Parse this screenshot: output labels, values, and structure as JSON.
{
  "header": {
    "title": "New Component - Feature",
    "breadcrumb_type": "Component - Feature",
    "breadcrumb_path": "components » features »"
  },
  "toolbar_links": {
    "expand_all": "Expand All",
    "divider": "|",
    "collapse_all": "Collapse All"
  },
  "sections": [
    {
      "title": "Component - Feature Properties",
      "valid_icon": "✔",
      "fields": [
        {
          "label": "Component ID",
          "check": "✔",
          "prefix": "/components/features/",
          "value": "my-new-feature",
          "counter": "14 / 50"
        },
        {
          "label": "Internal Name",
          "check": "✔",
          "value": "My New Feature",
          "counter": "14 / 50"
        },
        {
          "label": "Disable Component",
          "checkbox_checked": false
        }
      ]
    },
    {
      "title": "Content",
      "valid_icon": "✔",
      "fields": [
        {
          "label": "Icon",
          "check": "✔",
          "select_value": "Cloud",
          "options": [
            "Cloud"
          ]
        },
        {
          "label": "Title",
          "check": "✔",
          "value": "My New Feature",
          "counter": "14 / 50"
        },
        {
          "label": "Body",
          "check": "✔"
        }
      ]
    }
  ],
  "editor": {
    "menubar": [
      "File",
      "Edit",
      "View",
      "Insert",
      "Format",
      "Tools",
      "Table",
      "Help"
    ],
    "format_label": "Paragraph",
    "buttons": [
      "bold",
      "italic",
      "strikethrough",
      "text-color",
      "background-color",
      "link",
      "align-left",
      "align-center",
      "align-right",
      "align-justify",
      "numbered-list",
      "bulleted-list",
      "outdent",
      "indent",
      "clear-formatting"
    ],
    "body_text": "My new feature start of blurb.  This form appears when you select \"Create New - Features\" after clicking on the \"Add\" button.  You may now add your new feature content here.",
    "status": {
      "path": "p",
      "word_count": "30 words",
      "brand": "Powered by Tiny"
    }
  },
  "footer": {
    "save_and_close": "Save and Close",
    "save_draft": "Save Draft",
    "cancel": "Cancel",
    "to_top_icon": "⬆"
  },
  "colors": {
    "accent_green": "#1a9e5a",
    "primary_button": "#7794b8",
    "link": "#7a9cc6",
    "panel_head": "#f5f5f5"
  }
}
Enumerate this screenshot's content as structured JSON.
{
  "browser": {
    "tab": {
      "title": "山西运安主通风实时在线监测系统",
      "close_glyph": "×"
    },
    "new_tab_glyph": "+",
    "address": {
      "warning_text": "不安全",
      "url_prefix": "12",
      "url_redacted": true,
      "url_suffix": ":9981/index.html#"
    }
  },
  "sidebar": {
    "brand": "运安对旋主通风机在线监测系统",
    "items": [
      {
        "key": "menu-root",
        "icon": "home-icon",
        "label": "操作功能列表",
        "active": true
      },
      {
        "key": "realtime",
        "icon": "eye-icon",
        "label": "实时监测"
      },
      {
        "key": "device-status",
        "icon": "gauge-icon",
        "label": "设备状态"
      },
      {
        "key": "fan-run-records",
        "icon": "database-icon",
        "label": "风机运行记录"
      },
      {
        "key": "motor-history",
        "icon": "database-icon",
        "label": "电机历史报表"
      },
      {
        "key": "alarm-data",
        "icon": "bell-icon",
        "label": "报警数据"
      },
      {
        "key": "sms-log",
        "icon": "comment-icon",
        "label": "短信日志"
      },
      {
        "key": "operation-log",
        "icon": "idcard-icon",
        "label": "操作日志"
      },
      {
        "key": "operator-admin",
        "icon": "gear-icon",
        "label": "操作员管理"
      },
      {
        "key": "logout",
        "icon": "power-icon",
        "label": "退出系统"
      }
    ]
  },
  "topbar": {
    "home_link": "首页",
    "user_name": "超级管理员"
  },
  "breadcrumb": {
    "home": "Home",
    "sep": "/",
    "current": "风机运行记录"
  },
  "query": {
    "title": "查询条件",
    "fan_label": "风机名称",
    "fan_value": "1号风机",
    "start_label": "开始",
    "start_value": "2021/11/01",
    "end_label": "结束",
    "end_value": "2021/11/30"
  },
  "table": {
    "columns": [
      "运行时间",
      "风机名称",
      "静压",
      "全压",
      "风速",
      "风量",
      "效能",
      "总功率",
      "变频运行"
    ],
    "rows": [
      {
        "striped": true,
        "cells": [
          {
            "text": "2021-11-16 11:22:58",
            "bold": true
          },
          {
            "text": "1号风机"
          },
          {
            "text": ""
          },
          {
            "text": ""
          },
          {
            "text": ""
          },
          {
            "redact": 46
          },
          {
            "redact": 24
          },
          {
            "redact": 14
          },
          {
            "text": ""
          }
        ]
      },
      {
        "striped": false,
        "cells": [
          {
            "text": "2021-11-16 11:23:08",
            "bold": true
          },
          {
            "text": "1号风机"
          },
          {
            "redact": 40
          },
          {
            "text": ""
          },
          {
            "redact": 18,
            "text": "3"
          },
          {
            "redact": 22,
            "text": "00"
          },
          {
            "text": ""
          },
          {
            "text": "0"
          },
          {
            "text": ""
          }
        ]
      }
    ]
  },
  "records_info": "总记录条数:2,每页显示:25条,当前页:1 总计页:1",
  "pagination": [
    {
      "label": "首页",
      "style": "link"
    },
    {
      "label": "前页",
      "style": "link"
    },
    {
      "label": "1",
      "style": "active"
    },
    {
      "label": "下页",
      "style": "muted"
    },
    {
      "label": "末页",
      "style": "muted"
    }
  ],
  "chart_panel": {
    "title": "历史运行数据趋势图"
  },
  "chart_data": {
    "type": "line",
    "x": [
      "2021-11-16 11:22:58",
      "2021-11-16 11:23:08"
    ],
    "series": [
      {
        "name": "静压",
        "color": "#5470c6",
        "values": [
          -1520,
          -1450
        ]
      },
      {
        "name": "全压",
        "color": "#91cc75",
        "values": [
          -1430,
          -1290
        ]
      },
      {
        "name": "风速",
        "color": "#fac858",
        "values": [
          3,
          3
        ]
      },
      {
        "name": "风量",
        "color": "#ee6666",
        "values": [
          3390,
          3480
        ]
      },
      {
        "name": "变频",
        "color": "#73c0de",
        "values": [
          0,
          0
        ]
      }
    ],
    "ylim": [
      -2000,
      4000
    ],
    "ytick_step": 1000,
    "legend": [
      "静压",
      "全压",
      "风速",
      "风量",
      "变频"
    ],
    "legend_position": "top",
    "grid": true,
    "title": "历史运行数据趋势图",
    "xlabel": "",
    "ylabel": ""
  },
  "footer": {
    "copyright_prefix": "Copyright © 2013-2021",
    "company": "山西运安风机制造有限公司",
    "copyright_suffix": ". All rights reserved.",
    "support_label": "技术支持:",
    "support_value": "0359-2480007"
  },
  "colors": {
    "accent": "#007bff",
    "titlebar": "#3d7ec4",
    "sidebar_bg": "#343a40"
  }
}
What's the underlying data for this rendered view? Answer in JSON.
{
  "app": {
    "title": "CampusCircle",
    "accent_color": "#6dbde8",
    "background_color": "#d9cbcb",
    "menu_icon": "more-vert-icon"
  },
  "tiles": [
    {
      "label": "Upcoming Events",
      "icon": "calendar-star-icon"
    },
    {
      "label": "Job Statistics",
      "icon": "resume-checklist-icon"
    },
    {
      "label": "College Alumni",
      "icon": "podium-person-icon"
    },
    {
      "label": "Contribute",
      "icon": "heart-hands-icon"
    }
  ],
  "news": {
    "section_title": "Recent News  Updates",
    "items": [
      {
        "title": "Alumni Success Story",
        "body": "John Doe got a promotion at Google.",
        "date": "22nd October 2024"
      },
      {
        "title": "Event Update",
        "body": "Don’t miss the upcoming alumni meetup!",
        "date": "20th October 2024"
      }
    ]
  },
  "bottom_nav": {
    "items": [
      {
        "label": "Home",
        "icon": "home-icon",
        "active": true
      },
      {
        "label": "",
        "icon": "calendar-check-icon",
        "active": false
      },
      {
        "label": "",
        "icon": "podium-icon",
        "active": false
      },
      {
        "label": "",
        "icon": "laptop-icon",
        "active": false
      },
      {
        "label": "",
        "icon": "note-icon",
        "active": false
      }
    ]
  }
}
--------
- _Instructions for the task_
Scan the lines for the string "true". Copy out each line that matches.

- _Exercise answer_
      "url_redacted": true,
        "active": true
        "striped": true,
            "bold": true
            "bold": true
    "grid": true,
        "active": true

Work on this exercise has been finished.